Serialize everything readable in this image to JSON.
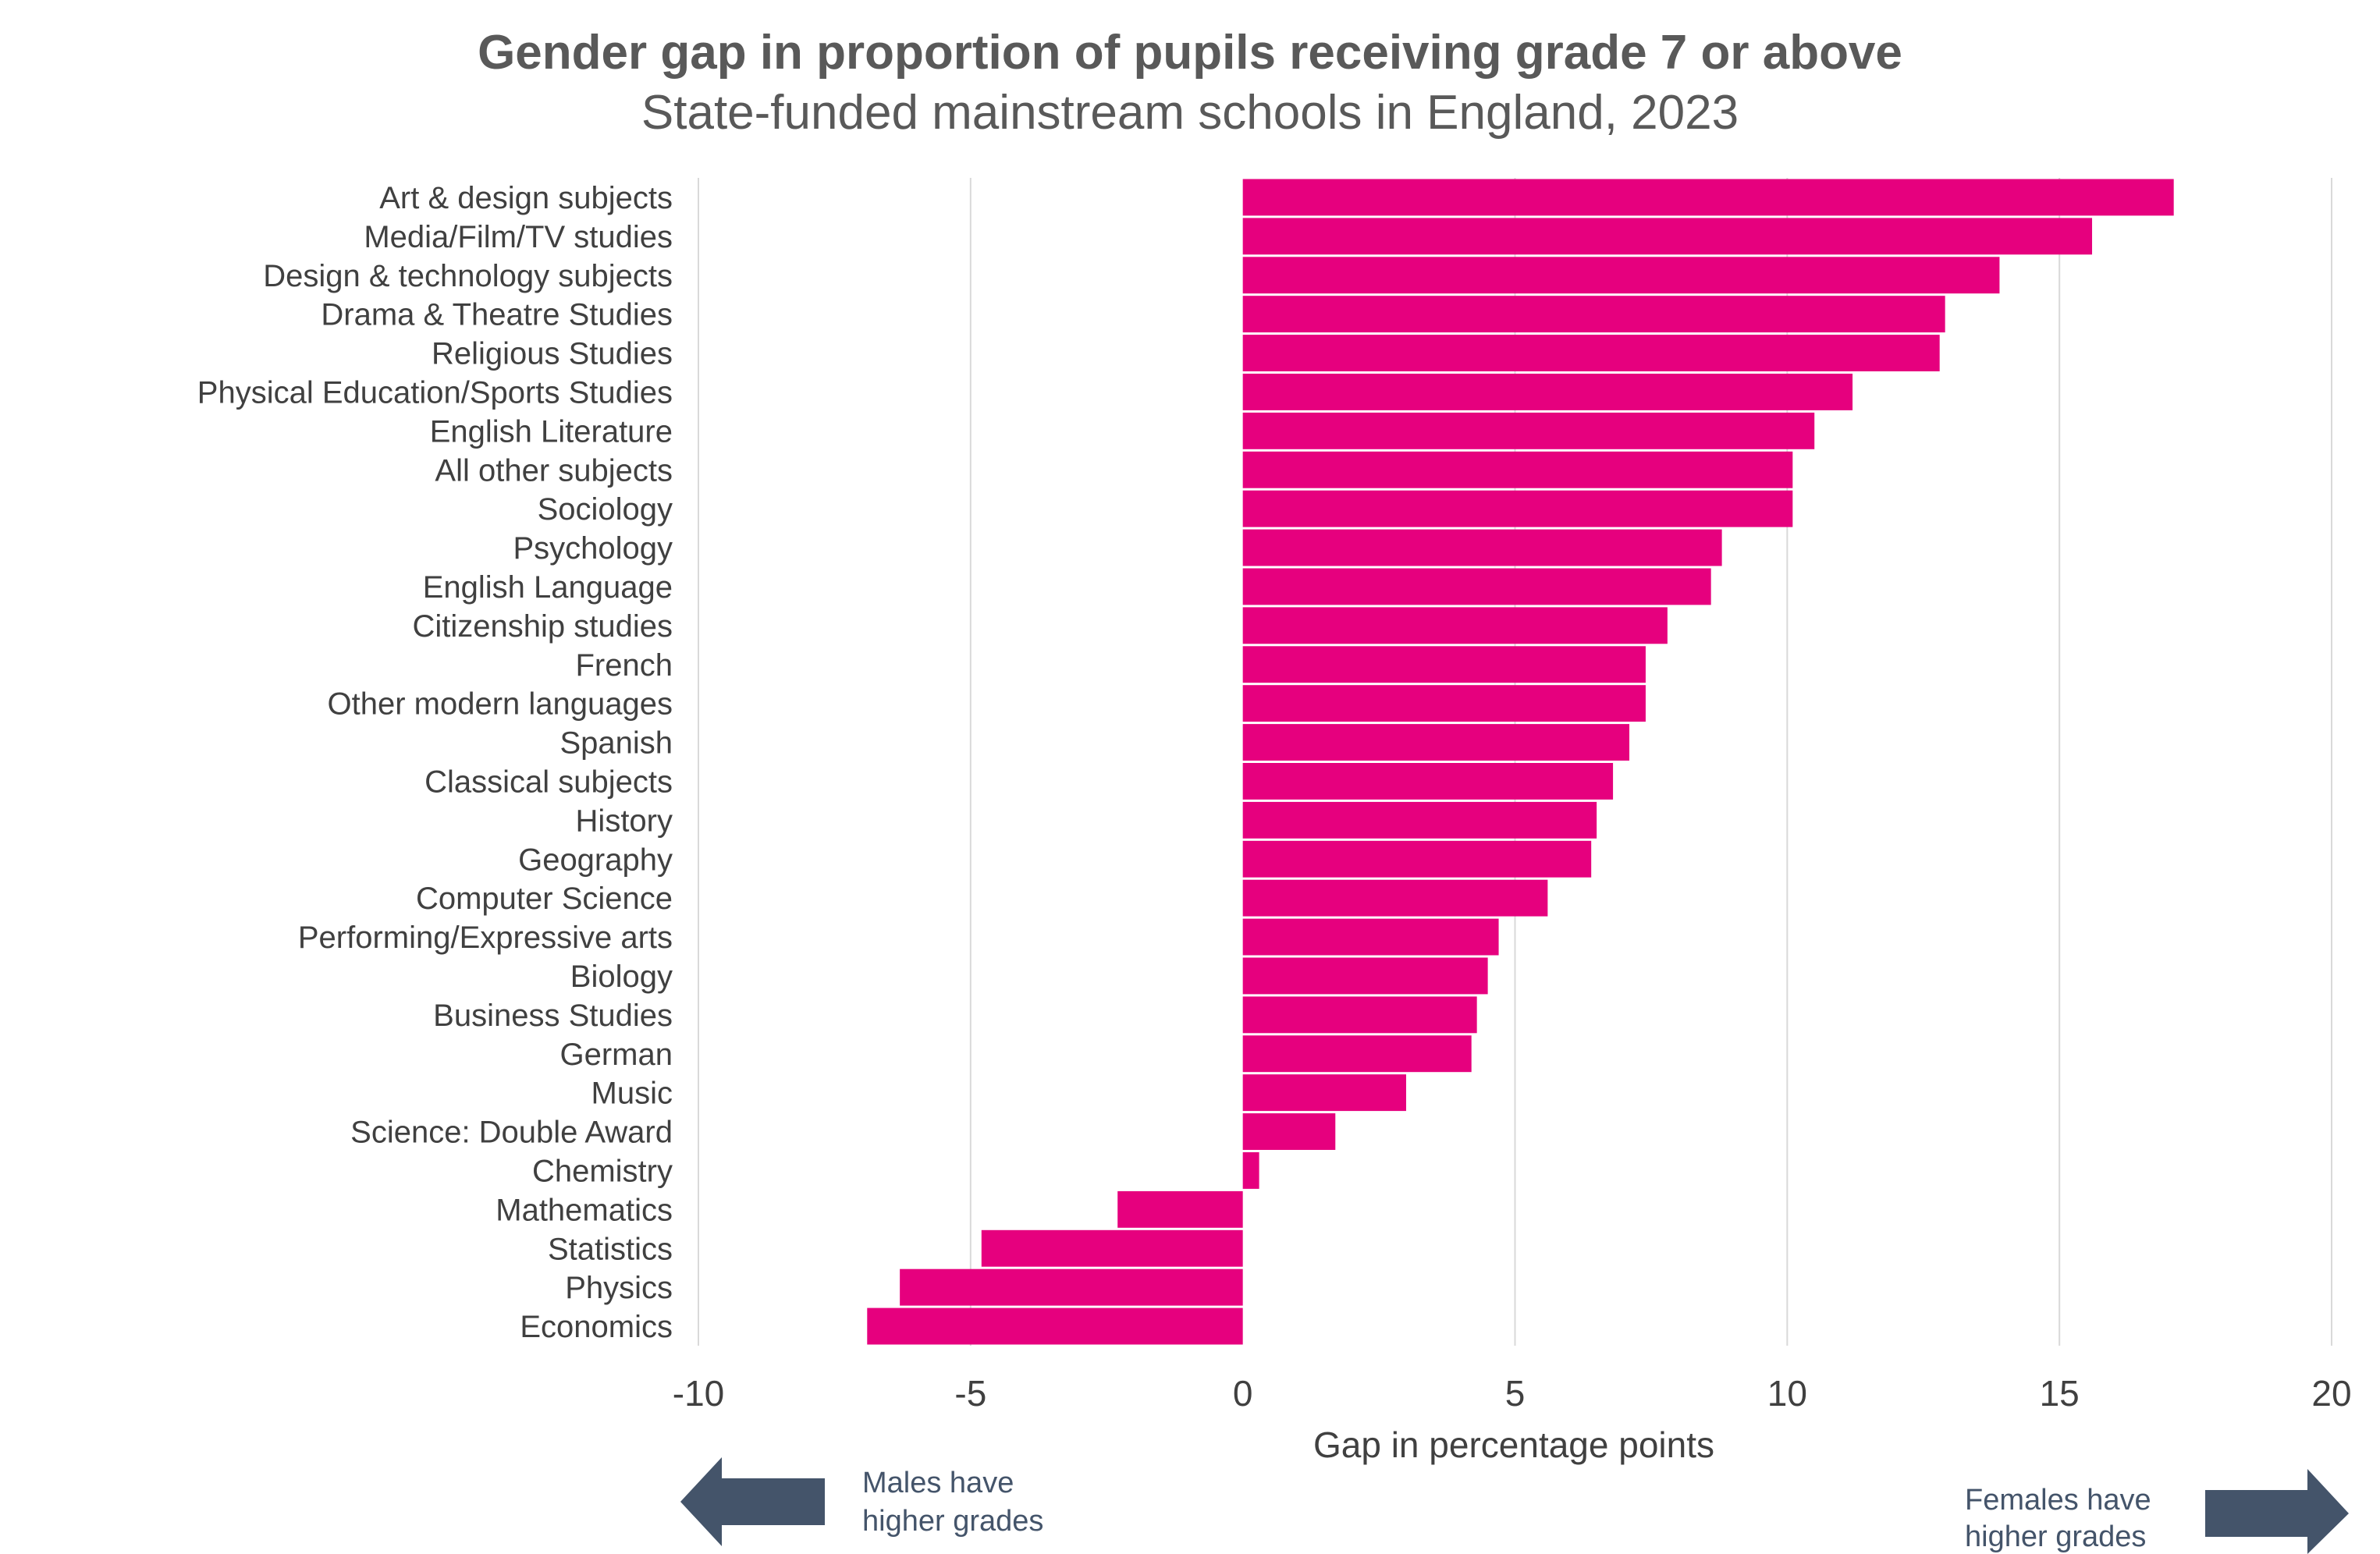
{
  "chart_data": {
    "type": "bar",
    "orientation": "horizontal",
    "title": "Gender gap in proportion of pupils receiving grade 7 or above",
    "subtitle": "State-funded mainstream schools in England, 2023",
    "xlabel": "Gap in percentage points",
    "ylabel": "",
    "xlim": [
      -10,
      20
    ],
    "xticks": [
      -10,
      -5,
      0,
      5,
      10,
      15,
      20
    ],
    "grid": "vertical",
    "bar_color": "#E6007E",
    "categories": [
      "Art & design subjects",
      "Media/Film/TV studies",
      "Design & technology subjects",
      "Drama & Theatre Studies",
      "Religious Studies",
      "Physical Education/Sports Studies",
      "English Literature",
      "All other subjects",
      "Sociology",
      "Psychology",
      "English Language",
      "Citizenship studies",
      "French",
      "Other modern languages",
      "Spanish",
      "Classical subjects",
      "History",
      "Geography",
      "Computer Science",
      "Performing/Expressive arts",
      "Biology",
      "Business Studies",
      "German",
      "Music",
      "Science: Double Award",
      "Chemistry",
      "Mathematics",
      "Statistics",
      "Physics",
      "Economics"
    ],
    "values": [
      17.1,
      15.6,
      13.9,
      12.9,
      12.8,
      11.2,
      10.5,
      10.1,
      10.1,
      8.8,
      8.6,
      7.8,
      7.4,
      7.4,
      7.1,
      6.8,
      6.5,
      6.4,
      5.6,
      4.7,
      4.5,
      4.3,
      4.2,
      3.0,
      1.7,
      0.3,
      -2.3,
      -4.8,
      -6.3,
      -6.9
    ]
  },
  "annotations": {
    "left_arrow_text": [
      "Males have",
      "higher grades"
    ],
    "right_arrow_text": [
      "Females have",
      "higher grades"
    ],
    "arrow_color": "#44546A"
  }
}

*****

# WHAT TO DO:
Each line that holds the word "English" is to be copied.

# TASK RESULT:
      "English Literature",
      "English Language",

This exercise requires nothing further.